About this exercise: Write out the full text below on junk DNA and vestigial organs, word for word.
** Text passage follows **
Junk DNA and junk science
Rudimentary organs ... are useless, or nearly useless, and consequently are no longer subjected to natural selection.
Appendix, human tailbone, etc...
The lowly appendix, long-regarded as a useless evolutionary artifact, won newfound respect two years ago when researchers at Duke University Medical Center proposed that it actually serves a critical function. The appendix, they said, is a safe haven where good bacteria could hang out until they were needed to repopulate the gut after a nasty case of diarrhea, for example.
[The Coccyx] is an attachment point of a number of muscles at the pelvis. We need it for upright locomotion. It would be catastrophic if it went away.
It is now widely acknowledged today that these teeth are not rudimentary or vestigial: they aid in chewing our food as do all of our other 28 teeth. The outdated vestigial organ conclusion, though, has influenced the extraction of billions of teeth, the removal of many which may have been unnecessary according to current research.
Third-molar surgery or the removal of the impacted third molars is a multibillion-dollar industry generating significant income for the dental practitioners, particularly oral and maxillofacial surgeons. It is driven by myths and misinformation that have been exposed before but that continue to be propagated by the profession.
Body hair and goose bumps
Androgenic hair provides tactile sensory input by transferring hair movement and vibration via the shaft to sensory nerves within the skin. ... Androgenic hair extends the sense of touch beyond the surface of the skin into the air and space surrounding it, detecting air movements as well as hair displacement from contact by insects or objects.
** End of Text passage **
** Information follows **
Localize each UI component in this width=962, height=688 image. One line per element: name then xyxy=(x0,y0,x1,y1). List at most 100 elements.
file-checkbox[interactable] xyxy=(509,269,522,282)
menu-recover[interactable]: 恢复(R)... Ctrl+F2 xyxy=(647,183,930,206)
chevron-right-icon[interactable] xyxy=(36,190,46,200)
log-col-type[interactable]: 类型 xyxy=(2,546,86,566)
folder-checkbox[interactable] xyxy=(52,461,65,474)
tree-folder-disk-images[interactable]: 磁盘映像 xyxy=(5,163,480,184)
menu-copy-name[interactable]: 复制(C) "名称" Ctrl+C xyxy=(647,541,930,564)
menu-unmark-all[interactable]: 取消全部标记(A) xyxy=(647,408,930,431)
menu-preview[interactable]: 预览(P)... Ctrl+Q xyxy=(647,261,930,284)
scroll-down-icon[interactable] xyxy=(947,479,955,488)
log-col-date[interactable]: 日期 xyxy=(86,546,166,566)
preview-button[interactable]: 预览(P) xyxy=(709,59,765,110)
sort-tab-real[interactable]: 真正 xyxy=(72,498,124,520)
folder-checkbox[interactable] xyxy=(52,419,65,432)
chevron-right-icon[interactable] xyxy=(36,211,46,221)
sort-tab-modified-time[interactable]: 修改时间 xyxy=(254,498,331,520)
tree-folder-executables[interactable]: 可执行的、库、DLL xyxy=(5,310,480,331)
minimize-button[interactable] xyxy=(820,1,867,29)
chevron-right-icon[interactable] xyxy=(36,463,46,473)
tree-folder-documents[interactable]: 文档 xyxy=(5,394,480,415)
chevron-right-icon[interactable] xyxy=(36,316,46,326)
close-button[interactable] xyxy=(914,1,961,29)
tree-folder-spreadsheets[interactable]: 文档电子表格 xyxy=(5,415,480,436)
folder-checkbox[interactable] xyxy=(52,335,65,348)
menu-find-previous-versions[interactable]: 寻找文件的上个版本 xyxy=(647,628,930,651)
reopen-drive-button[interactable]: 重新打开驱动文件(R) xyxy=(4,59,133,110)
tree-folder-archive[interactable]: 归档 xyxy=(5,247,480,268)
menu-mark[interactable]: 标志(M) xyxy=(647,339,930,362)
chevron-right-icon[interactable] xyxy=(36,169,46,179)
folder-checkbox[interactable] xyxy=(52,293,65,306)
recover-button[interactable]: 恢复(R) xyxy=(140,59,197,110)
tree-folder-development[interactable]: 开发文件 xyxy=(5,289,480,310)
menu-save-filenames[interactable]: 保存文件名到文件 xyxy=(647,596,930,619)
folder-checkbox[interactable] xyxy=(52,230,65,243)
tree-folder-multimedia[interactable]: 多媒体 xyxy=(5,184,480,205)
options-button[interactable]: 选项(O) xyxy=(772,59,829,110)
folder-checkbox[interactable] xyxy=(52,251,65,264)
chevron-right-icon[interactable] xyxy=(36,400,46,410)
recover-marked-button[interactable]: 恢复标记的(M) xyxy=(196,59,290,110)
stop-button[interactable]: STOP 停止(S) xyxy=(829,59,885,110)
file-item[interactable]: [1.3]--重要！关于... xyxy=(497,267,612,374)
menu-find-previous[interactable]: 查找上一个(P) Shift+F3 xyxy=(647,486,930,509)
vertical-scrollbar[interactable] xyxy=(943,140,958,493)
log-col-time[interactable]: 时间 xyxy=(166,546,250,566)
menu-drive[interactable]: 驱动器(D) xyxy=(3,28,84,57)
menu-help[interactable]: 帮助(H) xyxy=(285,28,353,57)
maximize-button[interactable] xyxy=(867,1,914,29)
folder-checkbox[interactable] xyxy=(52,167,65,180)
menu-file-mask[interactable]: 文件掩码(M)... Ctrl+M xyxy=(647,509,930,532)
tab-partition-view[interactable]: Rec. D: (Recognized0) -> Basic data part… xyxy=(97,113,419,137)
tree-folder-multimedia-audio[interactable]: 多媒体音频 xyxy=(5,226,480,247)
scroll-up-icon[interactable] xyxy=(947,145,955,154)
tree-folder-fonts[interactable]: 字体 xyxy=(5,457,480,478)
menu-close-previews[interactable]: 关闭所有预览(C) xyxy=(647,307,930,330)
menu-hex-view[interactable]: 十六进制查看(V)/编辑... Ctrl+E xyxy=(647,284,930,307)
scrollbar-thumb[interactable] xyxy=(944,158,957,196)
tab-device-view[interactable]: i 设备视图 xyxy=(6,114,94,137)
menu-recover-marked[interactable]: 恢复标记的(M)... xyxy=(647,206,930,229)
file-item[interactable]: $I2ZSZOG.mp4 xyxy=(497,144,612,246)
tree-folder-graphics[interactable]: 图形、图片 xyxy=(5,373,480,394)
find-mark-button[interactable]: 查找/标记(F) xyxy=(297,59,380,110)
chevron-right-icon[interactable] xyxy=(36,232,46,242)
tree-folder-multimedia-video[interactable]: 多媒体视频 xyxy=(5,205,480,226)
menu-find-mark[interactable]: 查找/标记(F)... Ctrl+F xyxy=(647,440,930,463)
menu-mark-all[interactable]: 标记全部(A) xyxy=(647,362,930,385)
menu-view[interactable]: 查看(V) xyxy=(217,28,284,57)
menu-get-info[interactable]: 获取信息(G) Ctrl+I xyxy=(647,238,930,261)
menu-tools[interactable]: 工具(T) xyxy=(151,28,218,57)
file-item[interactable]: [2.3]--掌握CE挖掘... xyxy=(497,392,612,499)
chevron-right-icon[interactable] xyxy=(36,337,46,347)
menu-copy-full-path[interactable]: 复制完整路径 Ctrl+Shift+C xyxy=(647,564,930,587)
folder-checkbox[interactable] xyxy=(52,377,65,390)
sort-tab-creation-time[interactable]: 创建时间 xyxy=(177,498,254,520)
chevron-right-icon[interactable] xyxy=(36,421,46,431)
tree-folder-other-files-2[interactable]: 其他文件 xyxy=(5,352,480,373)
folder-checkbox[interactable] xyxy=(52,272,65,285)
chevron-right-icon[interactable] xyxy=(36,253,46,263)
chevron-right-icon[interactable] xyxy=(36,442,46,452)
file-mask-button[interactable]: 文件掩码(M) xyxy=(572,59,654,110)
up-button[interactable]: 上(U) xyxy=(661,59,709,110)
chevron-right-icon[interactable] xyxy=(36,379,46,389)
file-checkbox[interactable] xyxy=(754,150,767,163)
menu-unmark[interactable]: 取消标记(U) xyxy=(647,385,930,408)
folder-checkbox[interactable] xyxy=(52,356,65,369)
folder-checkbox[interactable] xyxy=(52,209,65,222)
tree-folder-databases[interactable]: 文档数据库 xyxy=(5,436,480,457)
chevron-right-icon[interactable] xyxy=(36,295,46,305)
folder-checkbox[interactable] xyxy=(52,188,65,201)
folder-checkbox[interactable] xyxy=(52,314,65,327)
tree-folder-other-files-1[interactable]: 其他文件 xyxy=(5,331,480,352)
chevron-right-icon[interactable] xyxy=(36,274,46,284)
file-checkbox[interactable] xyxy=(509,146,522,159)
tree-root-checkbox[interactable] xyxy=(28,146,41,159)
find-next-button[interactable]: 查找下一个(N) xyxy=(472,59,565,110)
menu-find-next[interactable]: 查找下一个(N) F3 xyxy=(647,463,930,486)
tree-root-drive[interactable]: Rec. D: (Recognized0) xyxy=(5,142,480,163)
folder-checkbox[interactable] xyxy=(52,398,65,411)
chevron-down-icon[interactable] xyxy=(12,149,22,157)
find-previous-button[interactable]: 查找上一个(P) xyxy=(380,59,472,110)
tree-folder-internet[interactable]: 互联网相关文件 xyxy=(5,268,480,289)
** End of Information **
Reply:
Junk DNA and junk science
Rudimentary organs ... are useless, or nearly useless, and consequently are no longer subjected to natural selection.
Appendix, human tailbone, etc...
The lowly appendix, long-regarded as a useless evolutionary artifact, won newfound respect two years ago when researchers at Duke University Medical Center proposed that it actually serves a critical function. The appendix, they said, is a safe haven where good bacteria could hang out until they were needed to repopulate the gut after a nasty case of diarrhea, for example.
[The Coccyx] is an attachment point of a number of muscles at the pelvis. We need it for upright locomotion. It would be catastrophic if it went away.
It is now widely acknowledged today that these teeth are not rudimentary or vestigial: they aid in chewing our food as do all of our other 28 teeth. The outdated vestigial organ conclusion, though, has influenced the extraction of billions of teeth, the removal of many which may have been unnecessary according to current research.
Third-molar surgery or the removal of the impacted third molars is a multibillion-dollar industry generating significant income for the dental practitioners, particularly oral and maxillofacial surgeons. It is driven by myths and misinformation that have been exposed before but that continue to be propagated by the profession.
Body hair and goose bumps
Androgenic hair provides tactile sensory input by transferring hair movement and vibration via the shaft to sensory nerves within the skin. ... Androgenic hair extends the sense of touch beyond the surface of the skin into the air and space surrounding it, detecting air movements as well as hair displacement from contact by insects or objects.